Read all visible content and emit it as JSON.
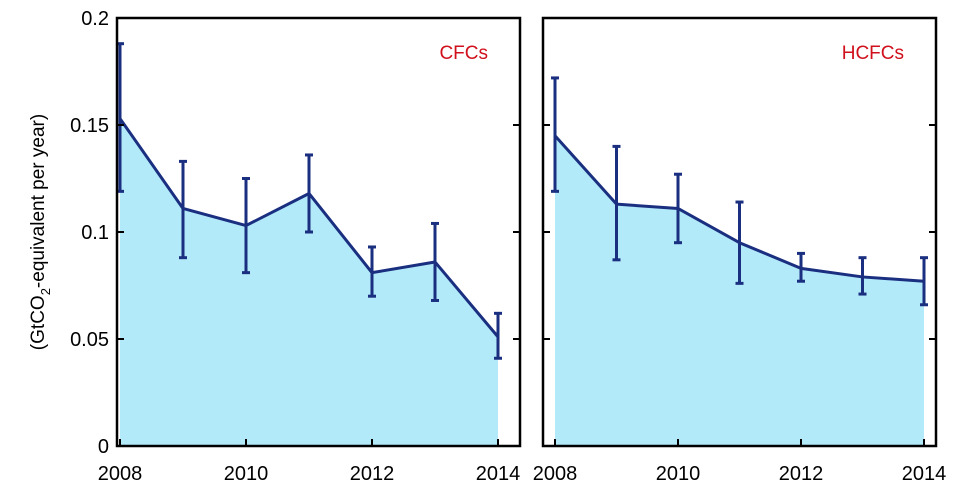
{
  "chart_data": [
    {
      "type": "area",
      "panel_label": "CFCs",
      "x": [
        2008,
        2009,
        2010,
        2011,
        2012,
        2013,
        2014
      ],
      "values": [
        0.153,
        0.111,
        0.103,
        0.118,
        0.081,
        0.086,
        0.051
      ],
      "error_low": [
        0.119,
        0.088,
        0.081,
        0.1,
        0.07,
        0.068,
        0.041
      ],
      "error_high": [
        0.188,
        0.133,
        0.125,
        0.136,
        0.093,
        0.104,
        0.062
      ],
      "xlim": [
        2008,
        2014
      ],
      "ylim": [
        0,
        0.2
      ],
      "xticks": [
        "2008",
        "2010",
        "2012",
        "2014"
      ],
      "yticks": [
        "0",
        "0.05",
        "0.1",
        "0.15",
        "0.2"
      ],
      "grid": false
    },
    {
      "type": "area",
      "panel_label": "HCFCs",
      "x": [
        2008,
        2009,
        2010,
        2011,
        2012,
        2013,
        2014
      ],
      "values": [
        0.145,
        0.113,
        0.111,
        0.095,
        0.083,
        0.079,
        0.077
      ],
      "error_low": [
        0.119,
        0.087,
        0.095,
        0.076,
        0.077,
        0.071,
        0.066
      ],
      "error_high": [
        0.172,
        0.14,
        0.127,
        0.114,
        0.09,
        0.088,
        0.088
      ],
      "xlim": [
        2008,
        2014
      ],
      "ylim": [
        0,
        0.2
      ],
      "xticks": [
        "2008",
        "2010",
        "2012",
        "2014"
      ],
      "yticks": [],
      "grid": false
    }
  ],
  "ylabel": {
    "prefix": "(GtCO",
    "subscript": "2",
    "suffix": "-equivalent per year)"
  },
  "colors": {
    "fill": "#b3eafa",
    "line": "#1a2f80",
    "label": "#d0101c",
    "axis": "#000000"
  }
}
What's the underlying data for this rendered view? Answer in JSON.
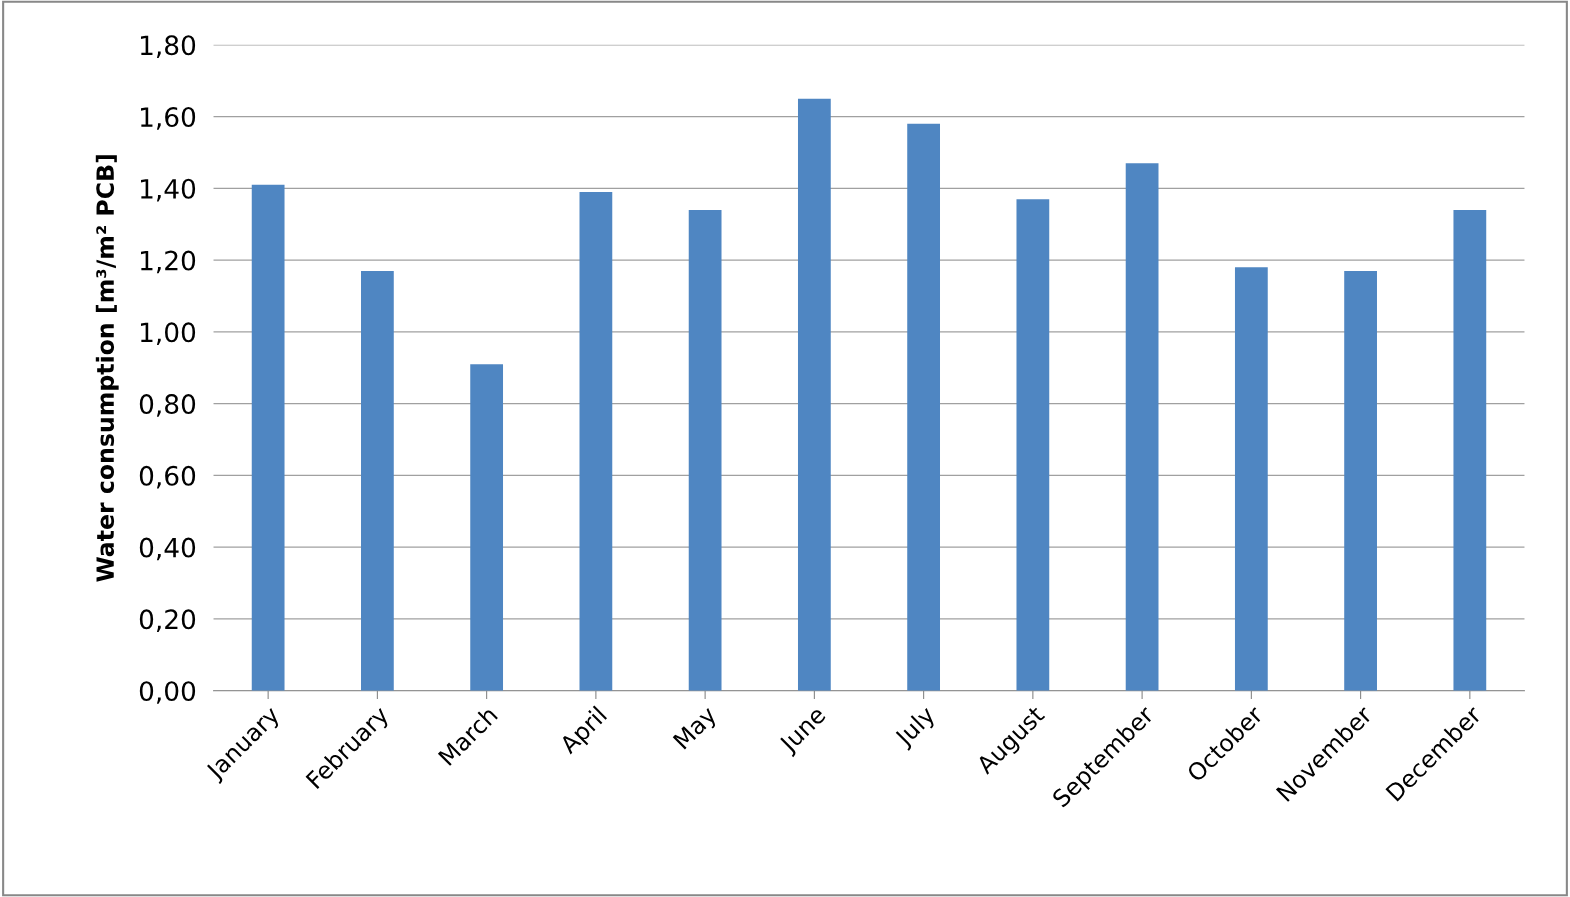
{
  "chart_data": {
    "type": "bar",
    "ylabel": "Water consumption [m³/m² PCB]",
    "categories": [
      "January",
      "February",
      "March",
      "April",
      "May",
      "June",
      "July",
      "August",
      "September",
      "October",
      "November",
      "December"
    ],
    "values": [
      1.41,
      1.17,
      0.91,
      1.39,
      1.34,
      1.65,
      1.58,
      1.37,
      1.47,
      1.18,
      1.17,
      1.34
    ],
    "color": "#4f86c2",
    "ylim": [
      0,
      1.8
    ],
    "yticks": [
      {
        "value": 0,
        "label": "0,00"
      },
      {
        "value": 0.2,
        "label": "0,20"
      },
      {
        "value": 0.4,
        "label": "0,40"
      },
      {
        "value": 0.6,
        "label": "0,60"
      },
      {
        "value": 0.8,
        "label": "0,80"
      },
      {
        "value": 1.0,
        "label": "1,00"
      },
      {
        "value": 1.2,
        "label": "1,20"
      },
      {
        "value": 1.4,
        "label": "1,40"
      },
      {
        "value": 1.6,
        "label": "1,60"
      },
      {
        "value": 1.8,
        "label": "1,80"
      }
    ],
    "grid": "y"
  }
}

- - - - -

Work instructions: Reproduce the material in its entirety and word for word, without the pictures.

Task output:
Read all visible content and emit it as JSON.
{
  "chart_data": [
    {
      "type": "area",
      "panel_label": "CFCs",
      "x": [
        2008,
        2009,
        2010,
        2011,
        2012,
        2013,
        2014
      ],
      "values": [
        0.153,
        0.111,
        0.103,
        0.118,
        0.081,
        0.086,
        0.051
      ],
      "error_low": [
        0.119,
        0.088,
        0.081,
        0.1,
        0.07,
        0.068,
        0.041
      ],
      "error_high": [
        0.188,
        0.133,
        0.125,
        0.136,
        0.093,
        0.104,
        0.062
      ],
      "xlim": [
        2008,
        2014
      ],
      "ylim": [
        0,
        0.2
      ],
      "xticks": [
        "2008",
        "2010",
        "2012",
        "2014"
      ],
      "yticks": [
        "0",
        "0.05",
        "0.1",
        "0.15",
        "0.2"
      ],
      "grid": false
    },
    {
      "type": "area",
      "panel_label": "HCFCs",
      "x": [
        2008,
        2009,
        2010,
        2011,
        2012,
        2013,
        2014
      ],
      "values": [
        0.145,
        0.113,
        0.111,
        0.095,
        0.083,
        0.079,
        0.077
      ],
      "error_low": [
        0.119,
        0.087,
        0.095,
        0.076,
        0.077,
        0.071,
        0.066
      ],
      "error_high": [
        0.172,
        0.14,
        0.127,
        0.114,
        0.09,
        0.088,
        0.088
      ],
      "xlim": [
        2008,
        2014
      ],
      "ylim": [
        0,
        0.2
      ],
      "xticks": [
        "2008",
        "2010",
        "2012",
        "2014"
      ],
      "yticks": [],
      "grid": false
    }
  ],
  "ylabel": {
    "prefix": "(GtCO",
    "subscript": "2",
    "suffix": "-equivalent per year)"
  },
  "colors": {
    "fill": "#b3eafa",
    "line": "#1a2f80",
    "label": "#d0101c",
    "axis": "#000000"
  }
}
What's the underlying data for this rendered view? Answer in JSON.
{
  "chart_data": {
    "type": "bar",
    "ylabel": "Water consumption [m³/m² PCB]",
    "categories": [
      "January",
      "February",
      "March",
      "April",
      "May",
      "June",
      "July",
      "August",
      "September",
      "October",
      "November",
      "December"
    ],
    "values": [
      1.41,
      1.17,
      0.91,
      1.39,
      1.34,
      1.65,
      1.58,
      1.37,
      1.47,
      1.18,
      1.17,
      1.34
    ],
    "color": "#4f86c2",
    "ylim": [
      0,
      1.8
    ],
    "yticks": [
      {
        "value": 0,
        "label": "0,00"
      },
      {
        "value": 0.2,
        "label": "0,20"
      },
      {
        "value": 0.4,
        "label": "0,40"
      },
      {
        "value": 0.6,
        "label": "0,60"
      },
      {
        "value": 0.8,
        "label": "0,80"
      },
      {
        "value": 1.0,
        "label": "1,00"
      },
      {
        "value": 1.2,
        "label": "1,20"
      },
      {
        "value": 1.4,
        "label": "1,40"
      },
      {
        "value": 1.6,
        "label": "1,60"
      },
      {
        "value": 1.8,
        "label": "1,80"
      }
    ],
    "grid": "y"
  }
}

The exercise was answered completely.